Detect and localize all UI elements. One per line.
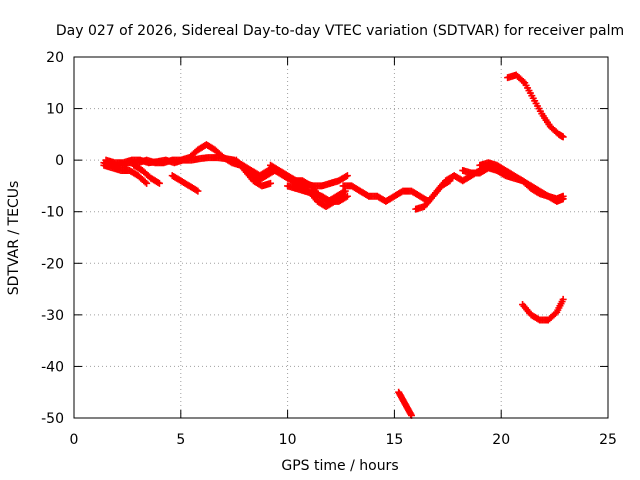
- series-sat-e: [168, 172, 202, 195]
- y-tick-label: 20: [46, 50, 64, 66]
- y-axis-label: SDTVAR / TECUs: [6, 181, 22, 296]
- x-tick-label: 0: [70, 432, 79, 448]
- data-point: [519, 77, 527, 85]
- data-point: [194, 187, 202, 195]
- chart-title: Day 027 of 2026, Sidereal Day-to-day VTE…: [56, 23, 624, 39]
- series-sat-h: [284, 182, 351, 205]
- series-sat-c: [100, 161, 151, 187]
- y-tick-label: -30: [41, 308, 64, 324]
- series-sat-d: [130, 161, 163, 187]
- data-point: [343, 192, 351, 200]
- data-point: [559, 192, 567, 200]
- data-point: [342, 172, 350, 180]
- data-points: [100, 71, 567, 419]
- series-sat-o: [519, 295, 567, 324]
- series-sat-g: [267, 161, 351, 190]
- data-point: [267, 179, 275, 187]
- data-point: [141, 178, 149, 186]
- data-point: [340, 188, 348, 196]
- plot-frame: [73, 56, 609, 419]
- data-point: [445, 178, 453, 186]
- x-tick-label: 10: [279, 432, 297, 448]
- data-point: [559, 295, 567, 303]
- data-point: [192, 186, 200, 194]
- axis-ticks: 0 5 10 15 20 25 -50 -40 -30 -20 -10 0 10 20: [41, 50, 617, 448]
- x-axis-label: GPS time / hours: [281, 458, 398, 474]
- data-point: [342, 193, 350, 201]
- y-tick-label: -40: [41, 359, 64, 375]
- y-tick-label: -50: [41, 411, 64, 427]
- data-point: [446, 177, 454, 185]
- series-sat-f: [232, 156, 275, 190]
- y-tick-label: 10: [46, 102, 64, 118]
- data-point: [559, 133, 567, 141]
- data-point: [154, 178, 162, 186]
- y-tick-label: -20: [41, 256, 64, 272]
- data-point: [343, 172, 351, 180]
- x-tick-label: 20: [492, 432, 510, 448]
- x-tick-label: 5: [176, 432, 185, 448]
- data-point: [143, 179, 151, 187]
- series-sat-n: [504, 71, 567, 141]
- x-tick-label: 15: [385, 432, 403, 448]
- y-tick-label: -10: [41, 205, 64, 221]
- y-tick-label: 0: [55, 153, 64, 169]
- series-sat-m: [395, 388, 415, 419]
- x-tick-label: 25: [599, 432, 617, 448]
- grid-lines: [74, 57, 608, 418]
- series-sat-l: [476, 159, 567, 203]
- series-sat-j: [412, 177, 454, 213]
- data-point: [155, 179, 163, 187]
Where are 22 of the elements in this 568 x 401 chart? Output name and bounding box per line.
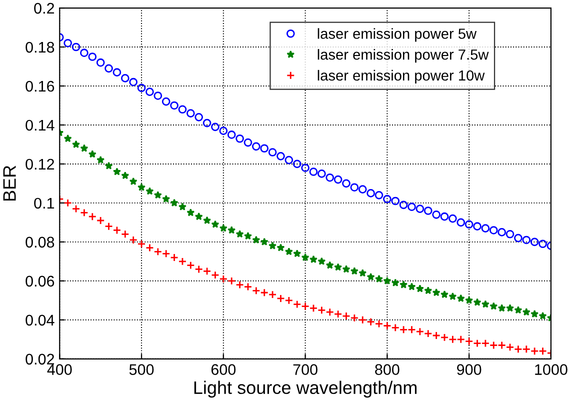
- legend-label: laser emission power 7.5w: [318, 49, 489, 63]
- y-tick-label: 0.06: [26, 276, 54, 287]
- y-tick-label: 0.16: [26, 80, 54, 92]
- x-axis-title: Light source wavelength/nm: [194, 380, 417, 398]
- x-tick-label: 700: [293, 364, 318, 375]
- y-tick-label: 0.08: [26, 236, 54, 248]
- y-axis-title: BER: [3, 166, 16, 201]
- y-tick-label: 0.2: [34, 2, 54, 14]
- y-tick-label: 0.12: [26, 158, 54, 170]
- legend-label: laser emission power 5w: [318, 28, 477, 42]
- legend-label: laser emission power 10w: [318, 70, 485, 84]
- x-tick-label: 600: [211, 364, 236, 375]
- x-tick-label: 500: [129, 364, 154, 375]
- y-tick-label: 0.18: [26, 42, 54, 53]
- x-tick-label: 400: [47, 364, 72, 375]
- y-tick-label: 0.04: [26, 314, 54, 326]
- y-tick-label: 0.02: [26, 354, 54, 365]
- x-tick-label: 900: [457, 364, 482, 375]
- x-tick-label: 800: [375, 364, 400, 375]
- y-tick-label: 0.1: [34, 198, 54, 209]
- x-tick-label: 1000: [535, 364, 568, 375]
- y-tick-label: 0.14: [26, 120, 54, 131]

_Problem to solve_
Reproduce, word for word, the stretch of the records above from the line containing "- legend-label: laser emission power 7.5w: [318, 49, 489, 63]" through the end of the records.

_Result_
- legend-label: laser emission power 7.5w: [318, 49, 489, 63]
- y-tick-label: 0.06: [26, 276, 54, 287]
- y-tick-label: 0.16: [26, 80, 54, 92]
- x-axis-title: Light source wavelength/nm: [194, 380, 417, 398]
- x-tick-label: 700: [293, 364, 318, 375]
- y-tick-label: 0.08: [26, 236, 54, 248]
- y-axis-title: BER: [3, 166, 16, 201]
- y-tick-label: 0.2: [34, 2, 54, 14]
- y-tick-label: 0.12: [26, 158, 54, 170]
- legend-label: laser emission power 5w: [318, 28, 477, 42]
- legend-label: laser emission power 10w: [318, 70, 485, 84]
- x-tick-label: 600: [211, 364, 236, 375]
- x-tick-label: 500: [129, 364, 154, 375]
- y-tick-label: 0.18: [26, 42, 54, 53]
- x-tick-label: 400: [47, 364, 72, 375]
- y-tick-label: 0.04: [26, 314, 54, 326]
- y-tick-label: 0.02: [26, 354, 54, 365]
- x-tick-label: 900: [457, 364, 482, 375]
- x-tick-label: 800: [375, 364, 400, 375]
- y-tick-label: 0.1: [34, 198, 54, 209]
- x-tick-label: 1000: [535, 364, 568, 375]
- y-tick-label: 0.14: [26, 120, 54, 131]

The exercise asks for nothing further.